[Data shown]
┄┄┄┄┄┄┄┄┄┄

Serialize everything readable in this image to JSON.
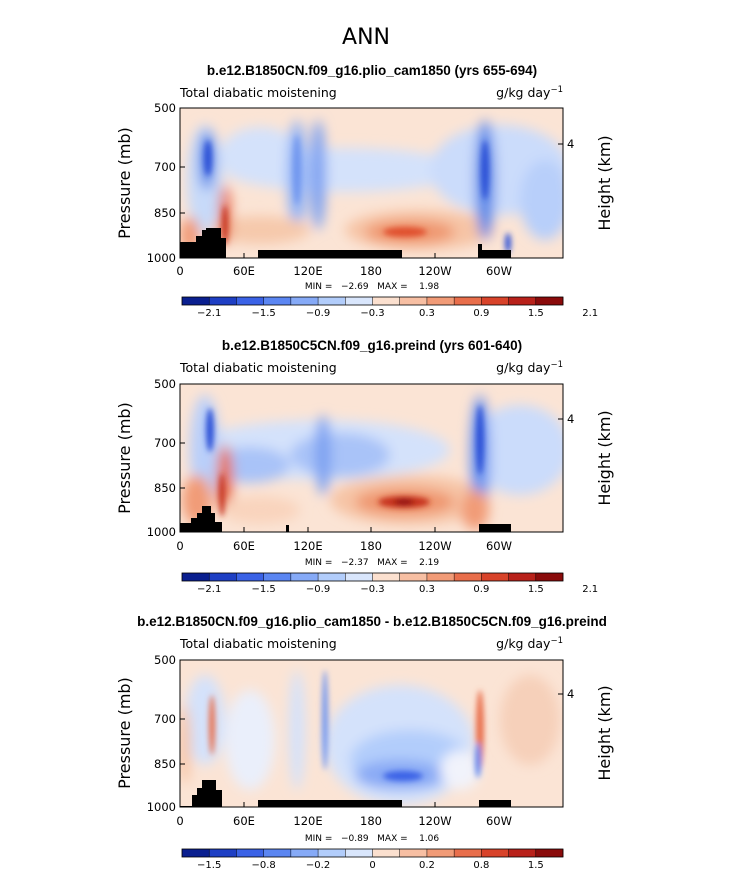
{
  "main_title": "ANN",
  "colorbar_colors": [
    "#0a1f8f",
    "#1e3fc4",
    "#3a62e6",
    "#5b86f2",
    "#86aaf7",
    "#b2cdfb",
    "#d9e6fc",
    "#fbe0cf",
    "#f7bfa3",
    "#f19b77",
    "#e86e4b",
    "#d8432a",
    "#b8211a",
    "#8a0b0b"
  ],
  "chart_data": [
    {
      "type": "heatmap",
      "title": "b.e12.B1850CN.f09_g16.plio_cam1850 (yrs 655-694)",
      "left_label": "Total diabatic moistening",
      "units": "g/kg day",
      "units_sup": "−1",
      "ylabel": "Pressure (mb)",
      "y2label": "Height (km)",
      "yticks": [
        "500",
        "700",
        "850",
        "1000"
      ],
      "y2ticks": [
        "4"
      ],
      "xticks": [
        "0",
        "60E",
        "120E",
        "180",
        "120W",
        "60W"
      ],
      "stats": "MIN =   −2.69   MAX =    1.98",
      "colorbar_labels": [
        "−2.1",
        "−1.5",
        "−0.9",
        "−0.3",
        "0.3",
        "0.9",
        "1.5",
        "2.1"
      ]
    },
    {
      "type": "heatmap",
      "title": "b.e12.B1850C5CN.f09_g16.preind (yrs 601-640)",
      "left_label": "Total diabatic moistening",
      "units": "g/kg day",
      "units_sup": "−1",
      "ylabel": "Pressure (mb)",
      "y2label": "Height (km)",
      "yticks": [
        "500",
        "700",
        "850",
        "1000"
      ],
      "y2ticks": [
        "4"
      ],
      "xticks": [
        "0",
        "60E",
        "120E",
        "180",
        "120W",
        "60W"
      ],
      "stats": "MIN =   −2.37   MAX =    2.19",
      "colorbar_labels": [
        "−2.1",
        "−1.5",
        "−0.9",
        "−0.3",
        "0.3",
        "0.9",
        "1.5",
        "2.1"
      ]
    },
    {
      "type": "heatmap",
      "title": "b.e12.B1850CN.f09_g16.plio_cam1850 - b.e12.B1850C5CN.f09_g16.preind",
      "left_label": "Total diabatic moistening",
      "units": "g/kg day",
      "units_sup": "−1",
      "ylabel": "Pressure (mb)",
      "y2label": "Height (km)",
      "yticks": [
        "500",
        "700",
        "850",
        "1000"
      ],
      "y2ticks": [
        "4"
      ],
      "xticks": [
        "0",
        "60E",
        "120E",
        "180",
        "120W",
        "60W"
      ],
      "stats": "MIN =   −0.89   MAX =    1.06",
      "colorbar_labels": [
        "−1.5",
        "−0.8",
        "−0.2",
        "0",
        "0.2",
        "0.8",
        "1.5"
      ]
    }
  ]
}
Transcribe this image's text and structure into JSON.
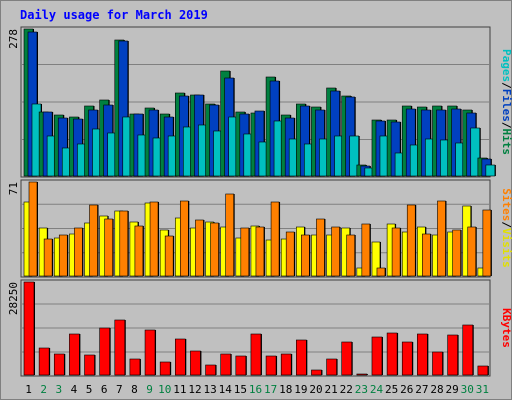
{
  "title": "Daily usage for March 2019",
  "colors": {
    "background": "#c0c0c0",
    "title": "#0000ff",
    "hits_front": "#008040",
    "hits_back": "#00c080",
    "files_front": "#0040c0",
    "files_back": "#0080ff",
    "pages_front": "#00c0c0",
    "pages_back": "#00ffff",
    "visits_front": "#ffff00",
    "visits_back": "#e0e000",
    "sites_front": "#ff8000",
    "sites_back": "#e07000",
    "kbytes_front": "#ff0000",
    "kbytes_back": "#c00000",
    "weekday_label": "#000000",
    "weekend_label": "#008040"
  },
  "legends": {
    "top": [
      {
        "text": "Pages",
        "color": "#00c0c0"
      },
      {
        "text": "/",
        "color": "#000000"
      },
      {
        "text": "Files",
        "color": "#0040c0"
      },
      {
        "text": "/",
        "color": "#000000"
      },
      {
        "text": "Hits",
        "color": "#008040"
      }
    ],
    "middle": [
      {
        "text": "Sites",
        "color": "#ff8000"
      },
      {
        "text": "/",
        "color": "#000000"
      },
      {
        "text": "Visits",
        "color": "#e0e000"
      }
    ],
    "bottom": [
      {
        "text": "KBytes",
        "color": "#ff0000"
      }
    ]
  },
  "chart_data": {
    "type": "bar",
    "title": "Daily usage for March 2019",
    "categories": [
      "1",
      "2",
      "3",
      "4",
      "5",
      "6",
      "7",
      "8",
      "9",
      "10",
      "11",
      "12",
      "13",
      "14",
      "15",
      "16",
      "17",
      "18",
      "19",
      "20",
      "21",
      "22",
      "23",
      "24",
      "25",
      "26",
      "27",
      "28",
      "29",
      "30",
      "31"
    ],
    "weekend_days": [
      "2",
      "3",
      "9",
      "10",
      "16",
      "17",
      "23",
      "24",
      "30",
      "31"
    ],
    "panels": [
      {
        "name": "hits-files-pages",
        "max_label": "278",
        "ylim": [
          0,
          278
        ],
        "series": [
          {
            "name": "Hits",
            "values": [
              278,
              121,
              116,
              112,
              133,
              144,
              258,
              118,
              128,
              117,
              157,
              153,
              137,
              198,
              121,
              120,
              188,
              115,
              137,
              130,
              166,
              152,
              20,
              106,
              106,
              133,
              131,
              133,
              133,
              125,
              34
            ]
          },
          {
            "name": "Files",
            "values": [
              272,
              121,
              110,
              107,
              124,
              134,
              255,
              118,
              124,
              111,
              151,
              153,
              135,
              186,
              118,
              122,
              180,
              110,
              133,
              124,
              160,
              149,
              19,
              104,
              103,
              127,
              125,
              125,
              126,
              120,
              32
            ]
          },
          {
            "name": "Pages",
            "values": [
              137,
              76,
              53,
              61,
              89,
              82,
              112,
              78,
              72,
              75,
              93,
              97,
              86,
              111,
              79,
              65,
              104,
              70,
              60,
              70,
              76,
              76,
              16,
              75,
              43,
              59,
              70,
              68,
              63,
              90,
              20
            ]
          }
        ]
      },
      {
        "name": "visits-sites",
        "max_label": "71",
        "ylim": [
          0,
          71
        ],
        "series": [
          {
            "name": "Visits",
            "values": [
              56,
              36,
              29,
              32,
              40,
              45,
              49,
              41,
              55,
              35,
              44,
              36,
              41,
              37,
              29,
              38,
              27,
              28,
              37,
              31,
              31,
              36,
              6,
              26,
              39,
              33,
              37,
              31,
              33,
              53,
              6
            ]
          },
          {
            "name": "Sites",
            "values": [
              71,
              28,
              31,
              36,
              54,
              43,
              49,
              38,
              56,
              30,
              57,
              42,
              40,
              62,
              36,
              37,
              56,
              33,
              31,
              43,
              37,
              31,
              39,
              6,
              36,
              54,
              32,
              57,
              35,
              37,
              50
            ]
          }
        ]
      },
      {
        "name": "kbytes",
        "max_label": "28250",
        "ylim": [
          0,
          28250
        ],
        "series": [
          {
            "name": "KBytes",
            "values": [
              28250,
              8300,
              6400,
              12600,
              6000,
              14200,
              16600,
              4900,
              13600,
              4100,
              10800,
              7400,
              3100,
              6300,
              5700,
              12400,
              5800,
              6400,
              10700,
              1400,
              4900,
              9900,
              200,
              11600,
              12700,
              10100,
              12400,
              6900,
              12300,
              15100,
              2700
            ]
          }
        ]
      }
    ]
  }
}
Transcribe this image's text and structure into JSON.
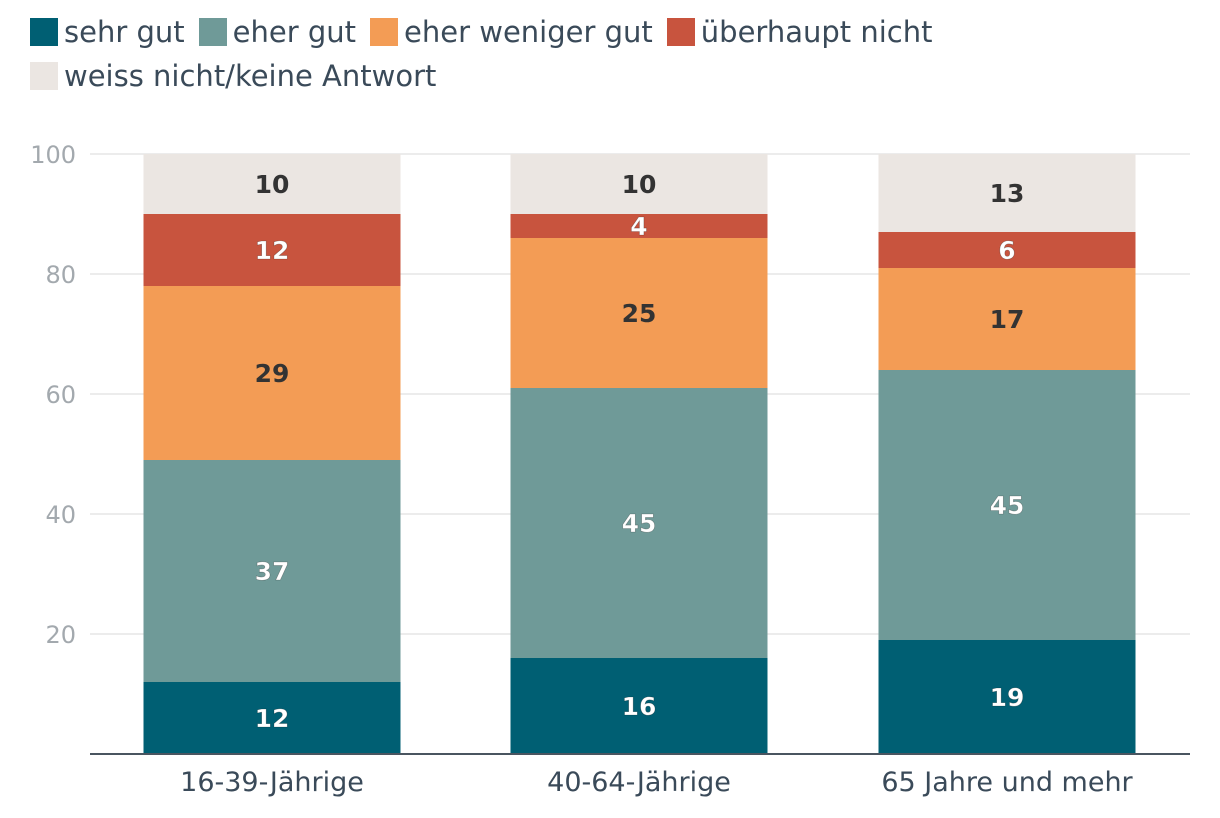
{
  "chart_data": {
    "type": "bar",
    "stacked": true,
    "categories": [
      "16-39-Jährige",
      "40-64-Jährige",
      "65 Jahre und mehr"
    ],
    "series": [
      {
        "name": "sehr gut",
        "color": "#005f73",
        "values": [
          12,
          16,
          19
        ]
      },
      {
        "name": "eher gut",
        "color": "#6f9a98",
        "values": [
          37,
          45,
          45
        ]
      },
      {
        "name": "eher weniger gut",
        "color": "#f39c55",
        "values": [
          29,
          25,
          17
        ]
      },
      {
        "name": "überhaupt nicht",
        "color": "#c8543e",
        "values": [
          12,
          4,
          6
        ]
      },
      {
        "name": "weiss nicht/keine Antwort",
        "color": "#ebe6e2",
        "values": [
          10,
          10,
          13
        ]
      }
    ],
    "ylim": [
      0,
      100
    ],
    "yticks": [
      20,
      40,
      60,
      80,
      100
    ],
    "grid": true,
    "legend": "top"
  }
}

┄┄┄┄┄┄┄┄┄┄

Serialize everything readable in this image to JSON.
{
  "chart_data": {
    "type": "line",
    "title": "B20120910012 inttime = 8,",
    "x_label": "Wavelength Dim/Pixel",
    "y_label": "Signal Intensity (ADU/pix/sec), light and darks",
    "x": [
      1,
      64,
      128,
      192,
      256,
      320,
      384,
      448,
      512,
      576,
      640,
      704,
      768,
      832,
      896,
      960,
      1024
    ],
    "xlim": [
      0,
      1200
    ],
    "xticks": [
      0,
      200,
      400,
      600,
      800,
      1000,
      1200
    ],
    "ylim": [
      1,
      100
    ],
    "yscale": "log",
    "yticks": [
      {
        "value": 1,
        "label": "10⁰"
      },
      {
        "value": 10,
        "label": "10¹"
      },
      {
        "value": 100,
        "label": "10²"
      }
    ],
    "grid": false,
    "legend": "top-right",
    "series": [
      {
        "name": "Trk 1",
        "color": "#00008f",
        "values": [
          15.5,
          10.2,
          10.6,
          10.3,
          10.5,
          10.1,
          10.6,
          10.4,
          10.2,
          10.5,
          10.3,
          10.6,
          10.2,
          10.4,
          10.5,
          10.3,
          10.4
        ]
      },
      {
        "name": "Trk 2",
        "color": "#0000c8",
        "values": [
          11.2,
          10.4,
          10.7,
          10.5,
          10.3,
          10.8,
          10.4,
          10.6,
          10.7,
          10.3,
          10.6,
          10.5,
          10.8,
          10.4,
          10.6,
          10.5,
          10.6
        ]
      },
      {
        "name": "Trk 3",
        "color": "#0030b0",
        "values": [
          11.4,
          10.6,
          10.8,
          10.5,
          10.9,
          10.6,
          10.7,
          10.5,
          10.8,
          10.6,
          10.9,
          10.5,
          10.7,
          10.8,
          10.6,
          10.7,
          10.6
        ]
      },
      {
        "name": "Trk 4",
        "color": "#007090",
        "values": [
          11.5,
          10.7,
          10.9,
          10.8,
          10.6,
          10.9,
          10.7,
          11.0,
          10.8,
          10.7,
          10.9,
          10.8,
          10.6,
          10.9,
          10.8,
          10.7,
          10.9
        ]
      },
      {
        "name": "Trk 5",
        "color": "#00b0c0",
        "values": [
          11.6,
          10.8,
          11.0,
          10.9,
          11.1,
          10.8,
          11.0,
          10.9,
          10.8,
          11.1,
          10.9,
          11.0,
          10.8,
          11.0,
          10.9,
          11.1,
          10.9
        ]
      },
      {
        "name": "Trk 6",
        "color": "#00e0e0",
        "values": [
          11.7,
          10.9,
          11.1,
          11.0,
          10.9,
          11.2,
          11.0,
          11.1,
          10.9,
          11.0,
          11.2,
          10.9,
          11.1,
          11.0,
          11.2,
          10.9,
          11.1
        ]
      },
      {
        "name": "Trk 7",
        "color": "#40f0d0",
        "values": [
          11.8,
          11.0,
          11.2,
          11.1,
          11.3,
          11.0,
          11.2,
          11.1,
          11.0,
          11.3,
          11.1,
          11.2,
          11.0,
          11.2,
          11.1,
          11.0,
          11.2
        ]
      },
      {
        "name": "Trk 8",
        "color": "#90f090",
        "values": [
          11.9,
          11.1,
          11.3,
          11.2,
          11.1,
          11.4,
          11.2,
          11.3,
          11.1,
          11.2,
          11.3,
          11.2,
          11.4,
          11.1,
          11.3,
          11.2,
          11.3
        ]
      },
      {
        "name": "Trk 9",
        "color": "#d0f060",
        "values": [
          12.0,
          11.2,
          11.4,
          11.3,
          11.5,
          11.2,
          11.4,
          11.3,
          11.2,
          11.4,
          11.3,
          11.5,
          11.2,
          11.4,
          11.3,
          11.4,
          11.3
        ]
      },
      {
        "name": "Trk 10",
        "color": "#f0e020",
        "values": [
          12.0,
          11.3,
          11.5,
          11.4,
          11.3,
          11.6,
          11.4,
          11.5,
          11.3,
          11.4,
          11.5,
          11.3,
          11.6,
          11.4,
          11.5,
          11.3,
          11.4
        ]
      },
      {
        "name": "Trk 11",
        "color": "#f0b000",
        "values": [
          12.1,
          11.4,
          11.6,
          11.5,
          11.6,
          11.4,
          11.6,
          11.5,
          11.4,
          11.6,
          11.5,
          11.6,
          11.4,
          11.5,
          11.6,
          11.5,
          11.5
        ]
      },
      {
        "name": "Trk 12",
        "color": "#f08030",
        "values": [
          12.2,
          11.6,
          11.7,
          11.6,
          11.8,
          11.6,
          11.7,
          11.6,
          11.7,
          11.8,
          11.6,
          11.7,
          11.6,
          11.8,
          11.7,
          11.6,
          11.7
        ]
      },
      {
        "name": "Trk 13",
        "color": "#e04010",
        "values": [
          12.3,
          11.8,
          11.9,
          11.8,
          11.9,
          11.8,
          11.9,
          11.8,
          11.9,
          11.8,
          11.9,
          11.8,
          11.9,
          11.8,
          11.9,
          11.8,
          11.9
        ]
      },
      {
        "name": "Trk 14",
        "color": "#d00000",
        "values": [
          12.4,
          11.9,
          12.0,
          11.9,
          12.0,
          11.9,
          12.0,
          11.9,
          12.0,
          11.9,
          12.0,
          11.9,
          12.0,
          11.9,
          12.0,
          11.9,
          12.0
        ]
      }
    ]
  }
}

┄┄┄┄┄┄┄┄┄┄

[Aim]
Locate all lines holding the word "preind", then copy them out.

[Completed task]
      "title": "b.e12.B1850C5CN.f09_g16.preind (yrs 601-640)",
      "title": "b.e12.B1850CN.f09_g16.plio_cam1850 - b.e12.B1850C5CN.f09_g16.preind",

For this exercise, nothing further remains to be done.